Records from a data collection
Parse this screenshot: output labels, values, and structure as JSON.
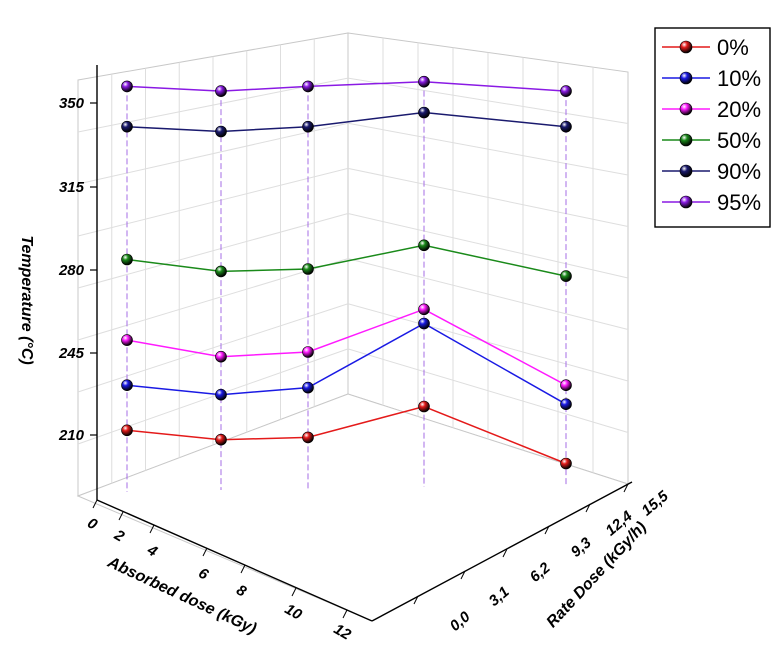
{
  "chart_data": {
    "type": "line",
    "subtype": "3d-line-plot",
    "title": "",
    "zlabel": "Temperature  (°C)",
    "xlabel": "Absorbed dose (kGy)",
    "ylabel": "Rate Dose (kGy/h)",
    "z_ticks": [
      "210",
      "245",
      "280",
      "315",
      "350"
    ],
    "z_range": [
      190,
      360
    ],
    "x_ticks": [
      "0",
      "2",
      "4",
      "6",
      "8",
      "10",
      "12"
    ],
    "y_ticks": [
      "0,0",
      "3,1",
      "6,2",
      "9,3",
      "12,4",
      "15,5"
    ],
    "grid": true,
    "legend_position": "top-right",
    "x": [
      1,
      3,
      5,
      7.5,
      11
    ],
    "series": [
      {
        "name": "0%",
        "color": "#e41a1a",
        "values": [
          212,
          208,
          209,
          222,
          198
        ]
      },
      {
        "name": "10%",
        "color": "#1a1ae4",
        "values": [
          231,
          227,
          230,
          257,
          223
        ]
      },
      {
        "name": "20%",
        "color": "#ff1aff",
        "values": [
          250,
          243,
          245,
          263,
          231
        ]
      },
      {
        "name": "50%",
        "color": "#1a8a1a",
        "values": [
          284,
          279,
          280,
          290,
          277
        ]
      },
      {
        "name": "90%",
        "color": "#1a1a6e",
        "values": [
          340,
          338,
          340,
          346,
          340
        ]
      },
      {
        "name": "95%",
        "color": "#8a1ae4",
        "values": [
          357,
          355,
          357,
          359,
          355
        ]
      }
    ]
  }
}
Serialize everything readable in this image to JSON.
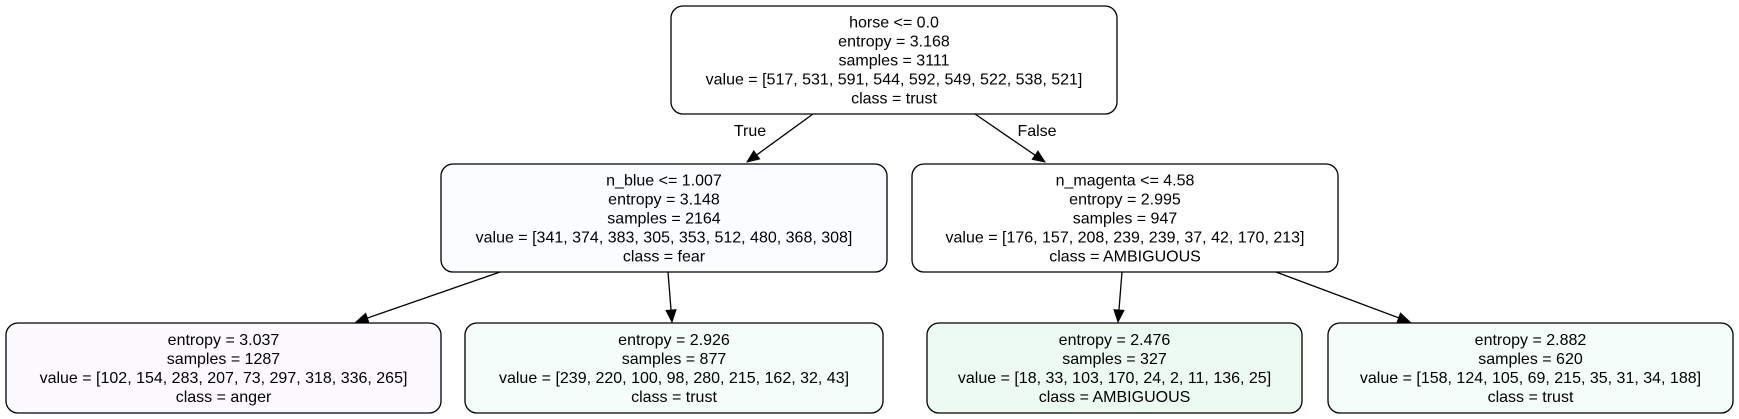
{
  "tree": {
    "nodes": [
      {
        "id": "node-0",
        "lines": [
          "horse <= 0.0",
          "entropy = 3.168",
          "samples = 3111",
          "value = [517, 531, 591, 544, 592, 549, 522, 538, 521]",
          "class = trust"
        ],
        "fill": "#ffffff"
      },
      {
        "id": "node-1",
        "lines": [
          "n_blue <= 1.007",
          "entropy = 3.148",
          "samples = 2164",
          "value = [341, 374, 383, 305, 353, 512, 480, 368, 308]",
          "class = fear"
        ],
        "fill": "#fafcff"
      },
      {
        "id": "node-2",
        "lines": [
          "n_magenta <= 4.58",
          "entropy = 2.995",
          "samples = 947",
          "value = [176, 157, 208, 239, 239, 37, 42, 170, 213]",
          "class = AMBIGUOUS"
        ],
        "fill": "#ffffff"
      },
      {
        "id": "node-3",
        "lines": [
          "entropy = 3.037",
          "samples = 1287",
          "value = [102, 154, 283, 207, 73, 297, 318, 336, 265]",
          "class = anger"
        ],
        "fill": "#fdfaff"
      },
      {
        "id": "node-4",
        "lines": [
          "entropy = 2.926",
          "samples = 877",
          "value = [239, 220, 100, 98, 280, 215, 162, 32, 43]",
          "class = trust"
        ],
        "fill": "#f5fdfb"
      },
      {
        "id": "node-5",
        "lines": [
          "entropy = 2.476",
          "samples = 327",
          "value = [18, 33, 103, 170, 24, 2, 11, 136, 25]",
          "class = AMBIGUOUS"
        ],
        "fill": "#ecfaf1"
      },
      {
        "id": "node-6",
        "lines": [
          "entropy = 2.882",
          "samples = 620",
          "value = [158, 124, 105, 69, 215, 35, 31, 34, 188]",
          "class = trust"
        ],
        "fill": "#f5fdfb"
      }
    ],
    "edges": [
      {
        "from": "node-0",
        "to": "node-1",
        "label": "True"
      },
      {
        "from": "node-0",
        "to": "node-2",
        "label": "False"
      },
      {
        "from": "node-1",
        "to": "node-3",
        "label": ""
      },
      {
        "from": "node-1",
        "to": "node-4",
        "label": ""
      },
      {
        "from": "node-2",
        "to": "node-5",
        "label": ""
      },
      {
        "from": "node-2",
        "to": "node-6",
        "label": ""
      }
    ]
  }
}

■ Description of the task
Print out the material word for word, omitting the pictures.

■ Exercise answer
Parse this screenshot: output labels, values, and structure as JSON.
{
  "chart_data": {
    "type": "line",
    "subtype": "3d-line-plot",
    "title": "",
    "zlabel": "Temperature  (°C)",
    "xlabel": "Absorbed dose (kGy)",
    "ylabel": "Rate Dose (kGy/h)",
    "z_ticks": [
      "210",
      "245",
      "280",
      "315",
      "350"
    ],
    "z_range": [
      190,
      360
    ],
    "x_ticks": [
      "0",
      "2",
      "4",
      "6",
      "8",
      "10",
      "12"
    ],
    "y_ticks": [
      "0,0",
      "3,1",
      "6,2",
      "9,3",
      "12,4",
      "15,5"
    ],
    "grid": true,
    "legend_position": "top-right",
    "x": [
      1,
      3,
      5,
      7.5,
      11
    ],
    "series": [
      {
        "name": "0%",
        "color": "#e41a1a",
        "values": [
          212,
          208,
          209,
          222,
          198
        ]
      },
      {
        "name": "10%",
        "color": "#1a1ae4",
        "values": [
          231,
          227,
          230,
          257,
          223
        ]
      },
      {
        "name": "20%",
        "color": "#ff1aff",
        "values": [
          250,
          243,
          245,
          263,
          231
        ]
      },
      {
        "name": "50%",
        "color": "#1a8a1a",
        "values": [
          284,
          279,
          280,
          290,
          277
        ]
      },
      {
        "name": "90%",
        "color": "#1a1a6e",
        "values": [
          340,
          338,
          340,
          346,
          340
        ]
      },
      {
        "name": "95%",
        "color": "#8a1ae4",
        "values": [
          357,
          355,
          357,
          359,
          355
        ]
      }
    ]
  }
}
Serialize everything readable in this image to JSON.
{
  "tree": {
    "nodes": [
      {
        "id": "node-0",
        "lines": [
          "horse <= 0.0",
          "entropy = 3.168",
          "samples = 3111",
          "value = [517, 531, 591, 544, 592, 549, 522, 538, 521]",
          "class = trust"
        ],
        "fill": "#ffffff"
      },
      {
        "id": "node-1",
        "lines": [
          "n_blue <= 1.007",
          "entropy = 3.148",
          "samples = 2164",
          "value = [341, 374, 383, 305, 353, 512, 480, 368, 308]",
          "class = fear"
        ],
        "fill": "#fafcff"
      },
      {
        "id": "node-2",
        "lines": [
          "n_magenta <= 4.58",
          "entropy = 2.995",
          "samples = 947",
          "value = [176, 157, 208, 239, 239, 37, 42, 170, 213]",
          "class = AMBIGUOUS"
        ],
        "fill": "#ffffff"
      },
      {
        "id": "node-3",
        "lines": [
          "entropy = 3.037",
          "samples = 1287",
          "value = [102, 154, 283, 207, 73, 297, 318, 336, 265]",
          "class = anger"
        ],
        "fill": "#fdfaff"
      },
      {
        "id": "node-4",
        "lines": [
          "entropy = 2.926",
          "samples = 877",
          "value = [239, 220, 100, 98, 280, 215, 162, 32, 43]",
          "class = trust"
        ],
        "fill": "#f5fdfb"
      },
      {
        "id": "node-5",
        "lines": [
          "entropy = 2.476",
          "samples = 327",
          "value = [18, 33, 103, 170, 24, 2, 11, 136, 25]",
          "class = AMBIGUOUS"
        ],
        "fill": "#ecfaf1"
      },
      {
        "id": "node-6",
        "lines": [
          "entropy = 2.882",
          "samples = 620",
          "value = [158, 124, 105, 69, 215, 35, 31, 34, 188]",
          "class = trust"
        ],
        "fill": "#f5fdfb"
      }
    ],
    "edges": [
      {
        "from": "node-0",
        "to": "node-1",
        "label": "True"
      },
      {
        "from": "node-0",
        "to": "node-2",
        "label": "False"
      },
      {
        "from": "node-1",
        "to": "node-3",
        "label": ""
      },
      {
        "from": "node-1",
        "to": "node-4",
        "label": ""
      },
      {
        "from": "node-2",
        "to": "node-5",
        "label": ""
      },
      {
        "from": "node-2",
        "to": "node-6",
        "label": ""
      }
    ]
  }
}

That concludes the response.